→ TUGAS SINGKAT: Tulis ulang setiap baris bahan berikut tanpa mengubah apa pun. Jangan sertakan gambarnya dalam jawaban.

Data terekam
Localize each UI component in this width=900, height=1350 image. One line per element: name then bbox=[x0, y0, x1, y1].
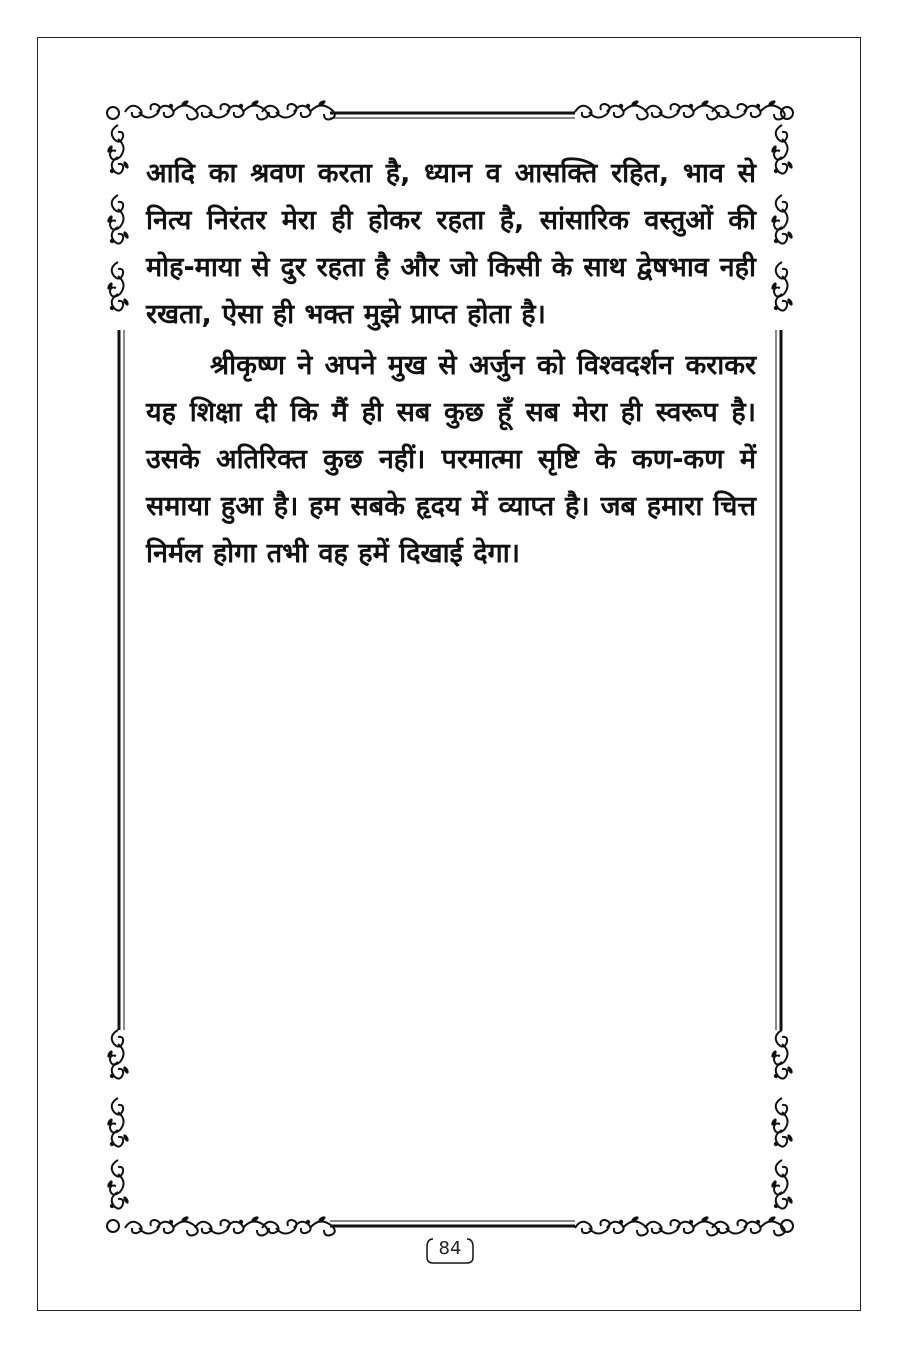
page-number: 84 bbox=[438, 1238, 462, 1259]
paragraph-1: आदि का श्रवण करता है, ध्यान व आसक्ति रहित, भाव से नित्य निरंतर मेरा ही होकर रहता है, सांसारिक वस्तुओं की मोह-माया से दुर रहता है और जो किसी के साथ द्वेषभाव नही रखता, ऐसा ही भक्त मुझे प्राप्त होता है। bbox=[146, 158, 756, 330]
paragraph-2: श्रीकृष्ण ने अपने मुख से अर्जुन को विश्वदर्शन कराकर यह शिक्षा दी कि मैं ही सब कुछ हूँ सब मेरा ही स्वरूप है। उसके अतिरिक्त कुछ नहीं। परमात्मा सृष्टि के कण-कण में समाया हुआ है। हम सबके हृदय में व्याप्त है। जब हमारा चित्त निर्मल होगा तभी वह हमें दिखाई देगा। bbox=[146, 350, 756, 569]
body-text bbox=[146, 150, 756, 577]
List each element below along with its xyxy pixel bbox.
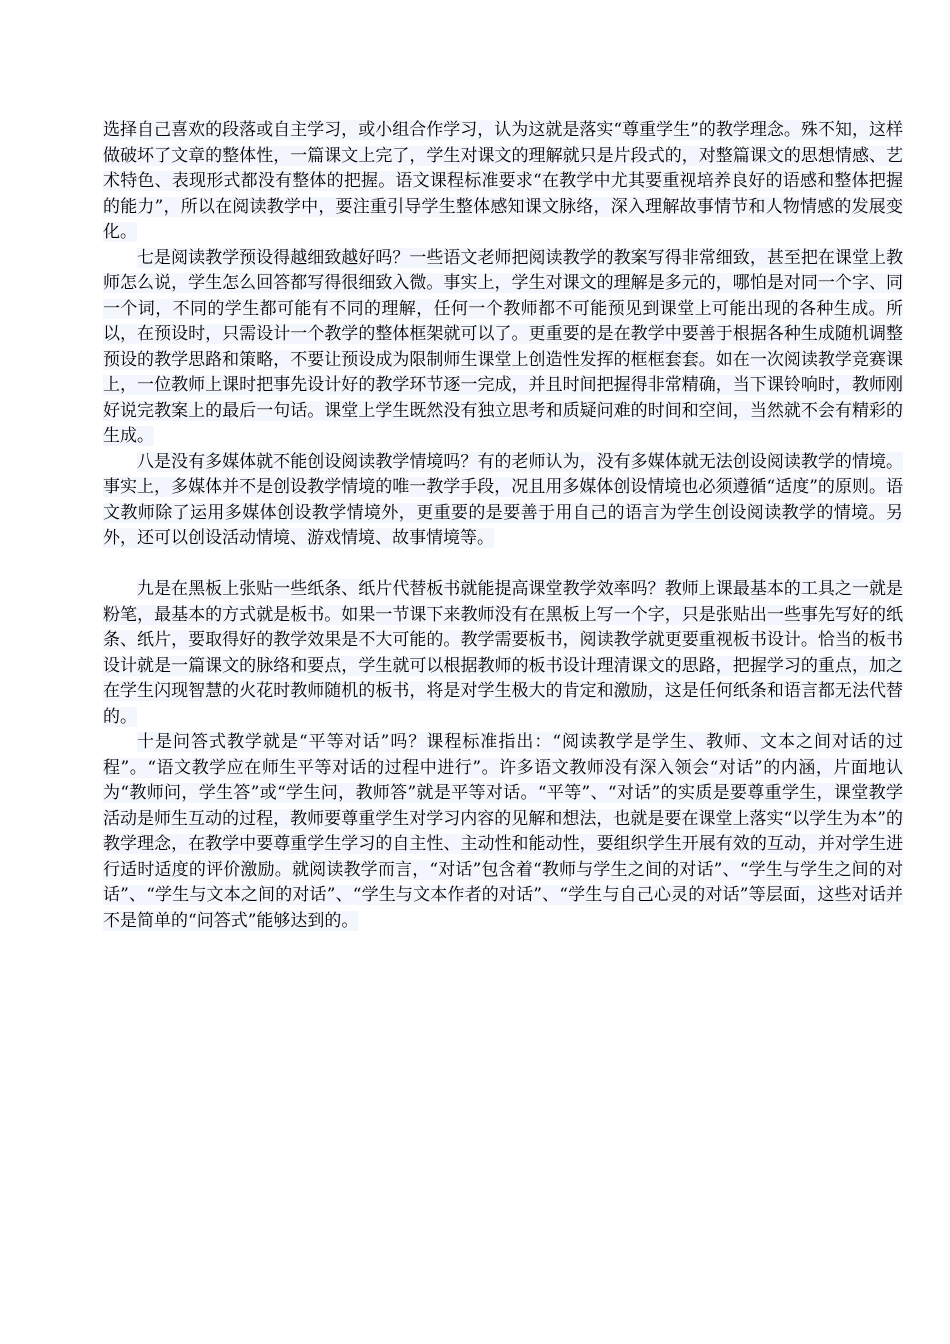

→ JAWABAN BENAR:
Localize each UI component in this width=900, height=1350 image. One line per element: name then bbox=[x0, y0, x1, y1].
page-number: 84 bbox=[438, 1238, 462, 1259]
paragraph-1: आदि का श्रवण करता है, ध्यान व आसक्ति रहित, भाव से नित्य निरंतर मेरा ही होकर रहता है, सांसारिक वस्तुओं की मोह-माया से दुर रहता है और जो किसी के साथ द्वेषभाव नही रखता, ऐसा ही भक्त मुझे प्राप्त होता है। bbox=[146, 158, 756, 330]
paragraph-2: श्रीकृष्ण ने अपने मुख से अर्जुन को विश्वदर्शन कराकर यह शिक्षा दी कि मैं ही सब कुछ हूँ सब मेरा ही स्वरूप है। उसके अतिरिक्त कुछ नहीं। परमात्मा सृष्टि के कण-कण में समाया हुआ है। हम सबके हृदय में व्याप्त है। जब हमारा चित्त निर्मल होगा तभी वह हमें दिखाई देगा। bbox=[146, 350, 756, 569]
body-text bbox=[146, 150, 756, 577]
List each element below along with its xyxy pixel bbox.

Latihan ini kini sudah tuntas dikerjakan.